Restate each of the lines given below, word for word.
***** Data extract
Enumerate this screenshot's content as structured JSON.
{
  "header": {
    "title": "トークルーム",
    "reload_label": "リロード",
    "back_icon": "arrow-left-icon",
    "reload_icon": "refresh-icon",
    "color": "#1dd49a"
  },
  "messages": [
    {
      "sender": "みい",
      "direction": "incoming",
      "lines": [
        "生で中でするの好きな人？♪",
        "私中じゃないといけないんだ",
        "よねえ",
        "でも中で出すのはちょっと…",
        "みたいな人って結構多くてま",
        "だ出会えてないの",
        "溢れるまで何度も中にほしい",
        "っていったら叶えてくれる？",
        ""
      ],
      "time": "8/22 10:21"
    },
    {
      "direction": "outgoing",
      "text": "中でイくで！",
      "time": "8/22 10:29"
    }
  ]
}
**********
Answer for the task:
Enumerate this screenshot's content as structured JSON.
{
  "header": {
    "title": "トークルーム",
    "reload_label": "リロード",
    "back_icon": "arrow-left-icon",
    "reload_icon": "refresh-icon",
    "color": "#1dd49a"
  },
  "messages": [
    {
      "sender": "みい",
      "direction": "incoming",
      "lines": [
        "生で中でするの好きな人？♪",
        "私中じゃないといけないんだ",
        "よねえ",
        "でも中で出すのはちょっと…",
        "みたいな人って結構多くてま",
        "だ出会えてないの",
        "溢れるまで何度も中にほしい",
        "っていったら叶えてくれる？",
        ""
      ],
      "time": "8/22 10:21"
    },
    {
      "direction": "outgoing",
      "text": "中でイくで！",
      "time": "8/22 10:29"
    }
  ]
}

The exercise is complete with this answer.